EXERCISE INSTRUCTIONS: Please print every record below exactly as it appears.

──────── ITEMS

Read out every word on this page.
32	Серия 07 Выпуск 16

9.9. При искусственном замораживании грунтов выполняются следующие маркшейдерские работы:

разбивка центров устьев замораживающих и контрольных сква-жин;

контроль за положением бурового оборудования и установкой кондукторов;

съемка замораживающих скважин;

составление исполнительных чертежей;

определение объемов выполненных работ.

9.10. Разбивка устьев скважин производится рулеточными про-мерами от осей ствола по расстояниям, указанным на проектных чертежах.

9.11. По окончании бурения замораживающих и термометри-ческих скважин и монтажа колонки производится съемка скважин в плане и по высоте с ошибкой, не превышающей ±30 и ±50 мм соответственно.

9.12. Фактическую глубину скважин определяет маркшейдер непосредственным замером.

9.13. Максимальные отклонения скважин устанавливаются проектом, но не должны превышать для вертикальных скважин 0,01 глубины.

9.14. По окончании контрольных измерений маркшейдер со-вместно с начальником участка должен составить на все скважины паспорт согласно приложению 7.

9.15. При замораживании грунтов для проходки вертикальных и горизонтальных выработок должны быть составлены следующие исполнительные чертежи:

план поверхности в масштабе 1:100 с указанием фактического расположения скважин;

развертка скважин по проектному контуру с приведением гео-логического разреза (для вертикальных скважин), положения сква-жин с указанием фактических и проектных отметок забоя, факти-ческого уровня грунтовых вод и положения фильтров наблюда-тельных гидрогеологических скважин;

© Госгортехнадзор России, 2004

────────────────

RESPONSE:
Read out every word on this page.
32	Серия 07 Выпуск 16

9.9. При искусственном замораживании грунтов выполняются следующие маркшейдерские работы:

разбивка центров устьев замораживающих и контрольных сква-жин;

контроль за положением бурового оборудования и установкой кондукторов;

съемка замораживающих скважин;

составление исполнительных чертежей;

определение объемов выполненных работ.

9.10. Разбивка устьев скважин производится рулеточными про-мерами от осей ствола по расстояниям, указанным на проектных чертежах.

9.11. По окончании бурения замораживающих и термометри-ческих скважин и монтажа колонки производится съемка скважин в плане и по высоте с ошибкой, не превышающей ±30 и ±50 мм соответственно.

9.12. Фактическую глубину скважин определяет маркшейдер непосредственным замером.

9.13. Максимальные отклонения скважин устанавливаются проектом, но не должны превышать для вертикальных скважин 0,01 глубины.

9.14. По окончании контрольных измерений маркшейдер со-вместно с начальником участка должен составить на все скважины паспорт согласно приложению 7.

9.15. При замораживании грунтов для проходки вертикальных и горизонтальных выработок должны быть составлены следующие исполнительные чертежи:

план поверхности в масштабе 1:100 с указанием фактического расположения скважин;

развертка скважин по проектному контуру с приведением гео-логического разреза (для вертикальных скважин), положения сква-жин с указанием фактических и проектных отметок забоя, факти-ческого уровня грунтовых вод и положения фильтров наблюда-тельных гидрогеологических скважин;

© Госгортехнадзор России, 2004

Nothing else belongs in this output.